#### Objective:
Copy the material word for word, from its first line up to and including the line containing "price-tag-icon: [524, 647, 566, 691]", and leave out the pictures.

#### Available data:
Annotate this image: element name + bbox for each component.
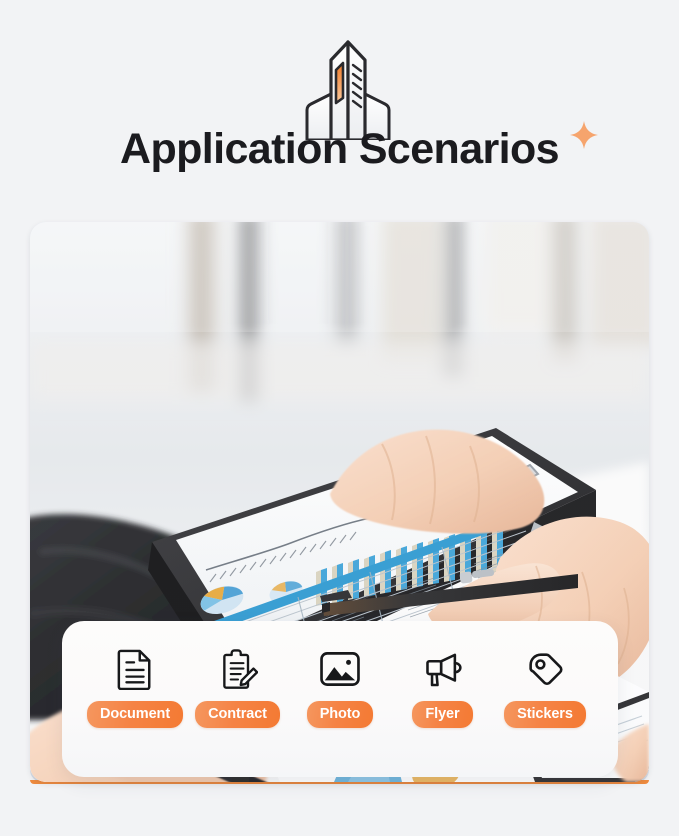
header: Application Scenarios: [0, 0, 679, 212]
document-icon: [114, 647, 156, 691]
category-item-photo[interactable]: Photo: [289, 647, 391, 728]
category-label-flyer: Flyer: [412, 701, 472, 728]
category-label-document: Document: [87, 701, 183, 728]
megaphone-icon: [422, 647, 464, 691]
category-label-stickers: Stickers: [504, 701, 586, 728]
scenario-category-card: Document Contract Photo: [62, 621, 618, 777]
category-item-flyer[interactable]: Flyer: [392, 647, 494, 728]
category-item-document[interactable]: Document: [84, 647, 186, 728]
price-tag-icon: [524, 647, 566, 691]
category-item-contract[interactable]: Contract: [187, 647, 289, 728]
sparkle-icon: [568, 119, 600, 151]
category-item-stickers[interactable]: Stickers: [494, 647, 596, 728]
clipboard-pen-icon: [217, 647, 259, 691]
category-label-photo: Photo: [307, 701, 374, 728]
page-title: Application Scenarios: [120, 128, 559, 171]
image-icon: [319, 647, 361, 691]
category-label-contract: Contract: [195, 701, 280, 728]
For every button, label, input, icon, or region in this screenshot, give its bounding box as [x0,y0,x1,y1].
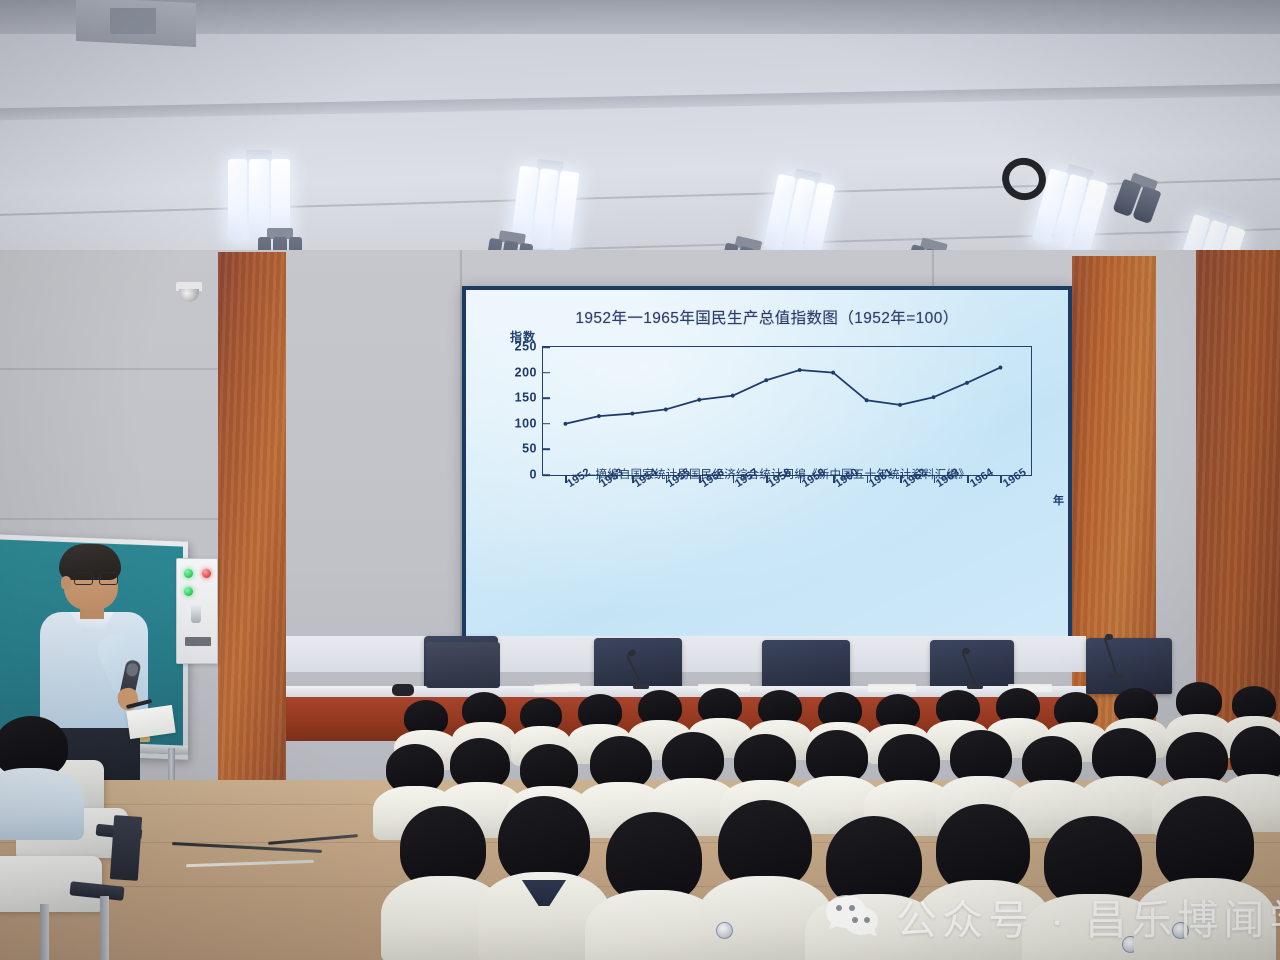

#### Exercise output:
Annotate this image: element name + bbox for each component.
header: Application Scenarios: [0, 0, 679, 212]
document-icon: [114, 647, 156, 691]
category-item-photo[interactable]: Photo: [289, 647, 391, 728]
category-label-flyer: Flyer: [412, 701, 472, 728]
category-label-document: Document: [87, 701, 183, 728]
megaphone-icon: [422, 647, 464, 691]
category-label-stickers: Stickers: [504, 701, 586, 728]
scenario-category-card: Document Contract Photo: [62, 621, 618, 777]
category-item-flyer[interactable]: Flyer: [392, 647, 494, 728]
category-item-document[interactable]: Document: [84, 647, 186, 728]
price-tag-icon: [524, 647, 566, 691]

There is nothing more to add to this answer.